Exercise aim:
Only lines with the string "kacang" matter here; gather them from the material below.

### Data supplied

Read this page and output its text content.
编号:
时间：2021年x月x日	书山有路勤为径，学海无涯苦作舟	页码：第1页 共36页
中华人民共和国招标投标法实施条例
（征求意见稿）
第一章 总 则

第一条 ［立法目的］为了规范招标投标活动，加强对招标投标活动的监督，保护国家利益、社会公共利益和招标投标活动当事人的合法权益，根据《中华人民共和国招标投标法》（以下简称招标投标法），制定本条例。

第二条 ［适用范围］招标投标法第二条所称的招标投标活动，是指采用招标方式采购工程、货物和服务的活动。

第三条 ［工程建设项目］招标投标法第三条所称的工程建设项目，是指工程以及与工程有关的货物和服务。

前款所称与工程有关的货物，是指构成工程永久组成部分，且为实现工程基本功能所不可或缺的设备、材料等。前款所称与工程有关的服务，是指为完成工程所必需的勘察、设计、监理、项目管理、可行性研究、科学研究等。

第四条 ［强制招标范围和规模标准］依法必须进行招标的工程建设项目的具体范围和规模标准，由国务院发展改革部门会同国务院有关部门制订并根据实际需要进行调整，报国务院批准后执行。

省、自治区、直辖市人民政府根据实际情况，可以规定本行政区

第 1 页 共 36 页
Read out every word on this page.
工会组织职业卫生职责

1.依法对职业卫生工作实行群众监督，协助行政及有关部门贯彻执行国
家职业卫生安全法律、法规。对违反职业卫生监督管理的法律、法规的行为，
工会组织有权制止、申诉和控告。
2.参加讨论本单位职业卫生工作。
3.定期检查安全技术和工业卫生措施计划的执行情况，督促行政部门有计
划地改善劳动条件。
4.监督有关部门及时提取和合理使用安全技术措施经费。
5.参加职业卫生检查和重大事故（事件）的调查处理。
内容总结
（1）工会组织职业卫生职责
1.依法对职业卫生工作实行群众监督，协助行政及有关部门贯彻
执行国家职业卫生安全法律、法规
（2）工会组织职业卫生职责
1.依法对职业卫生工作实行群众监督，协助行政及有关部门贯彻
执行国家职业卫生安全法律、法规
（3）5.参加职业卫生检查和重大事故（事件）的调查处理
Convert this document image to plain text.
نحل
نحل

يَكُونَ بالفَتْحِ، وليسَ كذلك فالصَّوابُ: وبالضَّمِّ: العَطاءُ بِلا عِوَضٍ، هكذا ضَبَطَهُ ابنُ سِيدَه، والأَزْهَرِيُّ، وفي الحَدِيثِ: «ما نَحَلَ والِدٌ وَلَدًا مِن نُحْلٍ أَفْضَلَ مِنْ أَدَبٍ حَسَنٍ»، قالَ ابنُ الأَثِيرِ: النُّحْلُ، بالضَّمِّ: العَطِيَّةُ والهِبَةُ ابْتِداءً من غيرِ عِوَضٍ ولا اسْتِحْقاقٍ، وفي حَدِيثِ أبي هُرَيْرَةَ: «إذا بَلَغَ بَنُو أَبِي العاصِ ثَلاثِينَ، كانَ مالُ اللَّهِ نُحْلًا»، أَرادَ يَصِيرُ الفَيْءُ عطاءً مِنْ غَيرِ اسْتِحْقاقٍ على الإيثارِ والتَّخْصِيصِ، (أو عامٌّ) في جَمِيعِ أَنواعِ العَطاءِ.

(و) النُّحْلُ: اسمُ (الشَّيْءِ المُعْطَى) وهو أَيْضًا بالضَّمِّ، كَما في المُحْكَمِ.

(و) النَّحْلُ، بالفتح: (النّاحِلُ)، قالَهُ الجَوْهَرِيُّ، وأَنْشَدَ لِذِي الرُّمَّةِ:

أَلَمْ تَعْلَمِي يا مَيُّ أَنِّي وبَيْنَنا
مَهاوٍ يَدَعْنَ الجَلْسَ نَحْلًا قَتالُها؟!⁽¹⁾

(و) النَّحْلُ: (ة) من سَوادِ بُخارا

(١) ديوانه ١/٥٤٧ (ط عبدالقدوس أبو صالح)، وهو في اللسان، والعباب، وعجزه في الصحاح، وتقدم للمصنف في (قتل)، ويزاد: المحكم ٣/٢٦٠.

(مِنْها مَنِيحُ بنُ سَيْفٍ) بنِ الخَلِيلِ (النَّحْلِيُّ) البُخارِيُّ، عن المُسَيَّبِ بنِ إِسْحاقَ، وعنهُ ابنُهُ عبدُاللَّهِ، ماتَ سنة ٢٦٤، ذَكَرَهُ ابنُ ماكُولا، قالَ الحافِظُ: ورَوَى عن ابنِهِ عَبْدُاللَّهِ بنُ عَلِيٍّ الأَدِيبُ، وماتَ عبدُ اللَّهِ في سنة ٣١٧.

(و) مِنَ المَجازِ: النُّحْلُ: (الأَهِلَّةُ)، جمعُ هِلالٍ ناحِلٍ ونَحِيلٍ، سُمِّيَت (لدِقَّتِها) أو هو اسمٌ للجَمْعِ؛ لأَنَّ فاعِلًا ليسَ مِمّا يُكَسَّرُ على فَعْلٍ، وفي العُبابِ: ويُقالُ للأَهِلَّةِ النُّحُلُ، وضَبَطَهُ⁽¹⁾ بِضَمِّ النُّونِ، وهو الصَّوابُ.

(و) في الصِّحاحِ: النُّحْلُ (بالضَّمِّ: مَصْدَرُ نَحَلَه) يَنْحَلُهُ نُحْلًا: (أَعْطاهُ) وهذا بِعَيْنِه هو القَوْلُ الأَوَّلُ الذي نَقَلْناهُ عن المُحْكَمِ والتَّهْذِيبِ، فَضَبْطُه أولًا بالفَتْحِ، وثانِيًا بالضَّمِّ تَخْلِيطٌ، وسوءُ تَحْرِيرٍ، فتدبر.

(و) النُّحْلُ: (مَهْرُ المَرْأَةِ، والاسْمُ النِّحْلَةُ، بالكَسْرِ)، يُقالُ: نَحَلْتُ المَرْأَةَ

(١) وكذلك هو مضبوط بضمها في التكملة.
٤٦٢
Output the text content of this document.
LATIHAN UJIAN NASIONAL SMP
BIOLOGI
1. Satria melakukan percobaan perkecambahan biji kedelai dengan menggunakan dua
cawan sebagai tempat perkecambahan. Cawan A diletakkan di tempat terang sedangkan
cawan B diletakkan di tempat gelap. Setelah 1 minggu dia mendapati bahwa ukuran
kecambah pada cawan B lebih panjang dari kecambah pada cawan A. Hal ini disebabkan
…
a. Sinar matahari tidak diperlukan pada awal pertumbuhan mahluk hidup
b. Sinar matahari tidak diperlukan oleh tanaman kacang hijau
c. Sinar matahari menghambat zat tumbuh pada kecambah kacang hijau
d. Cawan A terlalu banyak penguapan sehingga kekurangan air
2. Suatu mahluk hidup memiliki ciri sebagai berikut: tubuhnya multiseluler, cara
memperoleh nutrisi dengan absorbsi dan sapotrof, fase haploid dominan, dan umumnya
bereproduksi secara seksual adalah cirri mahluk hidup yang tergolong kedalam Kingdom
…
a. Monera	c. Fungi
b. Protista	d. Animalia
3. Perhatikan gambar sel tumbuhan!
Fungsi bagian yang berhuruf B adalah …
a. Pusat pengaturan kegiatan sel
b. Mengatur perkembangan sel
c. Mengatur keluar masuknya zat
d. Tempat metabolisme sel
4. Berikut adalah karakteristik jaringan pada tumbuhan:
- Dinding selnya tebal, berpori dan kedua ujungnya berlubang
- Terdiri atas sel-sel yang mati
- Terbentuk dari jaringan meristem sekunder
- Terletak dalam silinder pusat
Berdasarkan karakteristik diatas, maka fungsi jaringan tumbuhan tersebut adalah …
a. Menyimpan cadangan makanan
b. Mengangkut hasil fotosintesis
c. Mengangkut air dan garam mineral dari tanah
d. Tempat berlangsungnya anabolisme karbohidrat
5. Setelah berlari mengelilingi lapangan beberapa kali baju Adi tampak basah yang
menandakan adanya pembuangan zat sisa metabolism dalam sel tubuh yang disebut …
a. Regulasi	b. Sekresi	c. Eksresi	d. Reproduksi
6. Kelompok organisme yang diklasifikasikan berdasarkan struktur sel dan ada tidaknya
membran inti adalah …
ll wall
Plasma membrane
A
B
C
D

######

The reply:
b. Sinar matahari tidak diperlukan oleh tanaman kacang hijau
c. Sinar matahari menghambat zat tumbuh pada kecambah kacang hijau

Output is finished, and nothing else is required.